Énoncé 1
Citez le passage de la chronique sur Aliou Bah, depuis « Aliou Bah, l’étoile montante de la Guinée – » jusqu'à « à la Junte. » inclus.

Texte extrait
—————

Edito
10H04 - lundi 7 avril 2025

Aliou Bah, l’étoile montante de la Guinée – La chronique de Gilles Verdez

 

 

Emprisonné pour « offense au chef de l’Etat », Aliou Bah, 41 ans, émerge comme le potentiel leader de l’opposition à la Junte. 

Aliou Bah, l’étoile montante de la Guinée

Aliou Bah, l’étoile montante de la Guinée

L’Histoire ne se répète pas, mais elle balbutie parfois. En Guinée, le principal opposant à la Junte dirigée par Mamadi Doumbouya, purge actuellement une peine de deux ans de prison pour « offense et diffamation contre le chef de l’Etat par le biais d’un système informatique ». Aliou Bah dirige le Mouvement Démocratique Libéral (MoDel). Il a été arrêté en décembre dernier à la frontière avec la Sierra-Leone, puis placé sous mandat de dépôt à la « maison centrale » de Conakry. Son cas rappelle furieusement l’exemple d’Ousmane Sonko, qui a été condamné au Sénégal à deux ans de prison ferme pour « corruption de la jeunesse » et est aujourd’hui Premier ministre, porté par l’enthousiasme d’une jeunesse triomphante. Non seulement sa condamnation ne l’avait pas affaiblie, mais le sentiment, partagé dans une grande partie de l’opinion, d’un acharnement à son encontre avait renforcé son camp. Et avait propulsé les siens au pouvoir malgré sa propre inéligibilité. Le camp de Macky Sall avait été balayé et Bassirou Diomaye Faye élu.

—————

Données fournies
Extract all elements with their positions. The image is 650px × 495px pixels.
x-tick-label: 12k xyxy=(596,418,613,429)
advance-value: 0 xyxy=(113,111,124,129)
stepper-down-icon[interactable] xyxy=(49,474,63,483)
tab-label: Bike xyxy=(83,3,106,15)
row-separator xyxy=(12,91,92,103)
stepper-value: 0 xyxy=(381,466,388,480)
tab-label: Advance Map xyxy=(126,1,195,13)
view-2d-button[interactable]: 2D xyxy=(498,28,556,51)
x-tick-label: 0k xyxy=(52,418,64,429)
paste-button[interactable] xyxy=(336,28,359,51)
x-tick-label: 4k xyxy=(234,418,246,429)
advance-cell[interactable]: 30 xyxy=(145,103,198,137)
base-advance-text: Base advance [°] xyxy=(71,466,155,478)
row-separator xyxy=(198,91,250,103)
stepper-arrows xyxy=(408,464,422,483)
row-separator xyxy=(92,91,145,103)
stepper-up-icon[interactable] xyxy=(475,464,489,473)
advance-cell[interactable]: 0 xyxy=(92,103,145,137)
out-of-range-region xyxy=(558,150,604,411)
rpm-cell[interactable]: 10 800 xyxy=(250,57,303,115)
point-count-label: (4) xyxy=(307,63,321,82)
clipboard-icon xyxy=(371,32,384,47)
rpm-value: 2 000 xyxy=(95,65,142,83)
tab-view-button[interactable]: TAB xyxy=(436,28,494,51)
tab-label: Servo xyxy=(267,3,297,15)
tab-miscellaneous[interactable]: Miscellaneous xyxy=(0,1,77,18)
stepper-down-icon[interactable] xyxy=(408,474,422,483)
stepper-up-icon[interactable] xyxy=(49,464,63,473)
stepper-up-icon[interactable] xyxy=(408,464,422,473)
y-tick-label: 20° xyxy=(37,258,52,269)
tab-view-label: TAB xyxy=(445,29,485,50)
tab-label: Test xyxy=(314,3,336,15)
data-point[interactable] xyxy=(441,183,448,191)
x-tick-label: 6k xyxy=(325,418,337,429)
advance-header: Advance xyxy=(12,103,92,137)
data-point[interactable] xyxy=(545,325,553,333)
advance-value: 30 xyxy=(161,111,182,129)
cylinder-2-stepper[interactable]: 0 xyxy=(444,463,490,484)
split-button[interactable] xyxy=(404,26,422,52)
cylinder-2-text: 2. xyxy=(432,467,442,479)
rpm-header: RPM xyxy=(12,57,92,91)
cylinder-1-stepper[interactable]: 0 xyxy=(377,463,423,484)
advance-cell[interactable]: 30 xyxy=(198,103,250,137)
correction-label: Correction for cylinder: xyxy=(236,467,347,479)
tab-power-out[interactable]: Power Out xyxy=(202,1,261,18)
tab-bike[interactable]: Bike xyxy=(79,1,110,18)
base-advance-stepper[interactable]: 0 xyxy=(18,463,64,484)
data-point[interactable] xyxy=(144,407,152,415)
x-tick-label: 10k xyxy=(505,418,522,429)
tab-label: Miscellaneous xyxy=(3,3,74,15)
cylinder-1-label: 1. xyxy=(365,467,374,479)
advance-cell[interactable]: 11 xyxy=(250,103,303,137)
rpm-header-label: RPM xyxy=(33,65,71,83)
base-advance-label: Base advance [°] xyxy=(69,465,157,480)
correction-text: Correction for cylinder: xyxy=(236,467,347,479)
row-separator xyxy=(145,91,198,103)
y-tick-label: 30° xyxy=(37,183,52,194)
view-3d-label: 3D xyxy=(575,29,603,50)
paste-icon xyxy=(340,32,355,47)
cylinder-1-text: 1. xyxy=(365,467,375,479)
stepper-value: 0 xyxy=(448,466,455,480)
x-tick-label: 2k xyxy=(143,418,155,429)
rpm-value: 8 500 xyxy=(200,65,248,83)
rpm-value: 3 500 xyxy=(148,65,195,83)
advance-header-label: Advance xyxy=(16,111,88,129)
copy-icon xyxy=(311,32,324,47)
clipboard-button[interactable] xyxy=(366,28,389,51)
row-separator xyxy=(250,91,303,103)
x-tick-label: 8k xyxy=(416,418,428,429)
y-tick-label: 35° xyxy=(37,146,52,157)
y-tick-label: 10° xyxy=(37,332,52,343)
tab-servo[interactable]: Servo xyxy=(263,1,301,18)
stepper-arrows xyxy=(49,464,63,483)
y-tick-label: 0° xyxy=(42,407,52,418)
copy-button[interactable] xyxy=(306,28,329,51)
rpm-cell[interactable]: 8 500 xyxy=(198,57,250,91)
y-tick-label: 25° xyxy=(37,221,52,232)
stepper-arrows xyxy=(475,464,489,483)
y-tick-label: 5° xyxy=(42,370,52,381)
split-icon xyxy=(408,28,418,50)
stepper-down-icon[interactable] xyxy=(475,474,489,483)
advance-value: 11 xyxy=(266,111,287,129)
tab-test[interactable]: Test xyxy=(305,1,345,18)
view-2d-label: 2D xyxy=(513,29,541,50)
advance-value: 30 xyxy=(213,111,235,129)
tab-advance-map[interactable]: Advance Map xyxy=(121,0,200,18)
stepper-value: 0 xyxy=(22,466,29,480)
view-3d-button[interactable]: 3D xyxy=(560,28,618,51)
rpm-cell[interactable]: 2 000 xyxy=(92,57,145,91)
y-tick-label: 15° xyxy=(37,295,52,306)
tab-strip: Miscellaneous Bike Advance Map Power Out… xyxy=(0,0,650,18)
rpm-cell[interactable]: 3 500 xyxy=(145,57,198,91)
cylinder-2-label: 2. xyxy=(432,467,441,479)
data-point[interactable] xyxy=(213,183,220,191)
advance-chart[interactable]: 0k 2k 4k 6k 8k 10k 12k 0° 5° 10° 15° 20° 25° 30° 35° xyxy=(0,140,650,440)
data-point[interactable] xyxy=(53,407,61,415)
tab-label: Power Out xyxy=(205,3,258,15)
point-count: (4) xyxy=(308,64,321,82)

—————

Énoncé 2
Réécrivez uniquement les lignes des enregistrements allant du début jusqu'à la ligne contenant « tab-label: Bike xyxy=(83,3,106,15) » incluse, en remplaçant « stepper-down-icon » par « stepper-decrement-icon » et en laissant tout le reste intact.

Réponse 1
Aliou Bah, l’étoile montante de la Guinée – La chronique de Gilles Verdez

 

 

Emprisonné pour « offense au chef de l’Etat », Aliou Bah, 41 ans, émerge comme le potentiel leader de l’opposition à la Junte.

Réponse 2
Extract all elements with their positions. The image is 650px × 495px pixels.
x-tick-label: 12k xyxy=(596,418,613,429)
advance-value: 0 xyxy=(113,111,124,129)
stepper-decrement-icon[interactable] xyxy=(49,474,63,483)
tab-label: Bike xyxy=(83,3,106,15)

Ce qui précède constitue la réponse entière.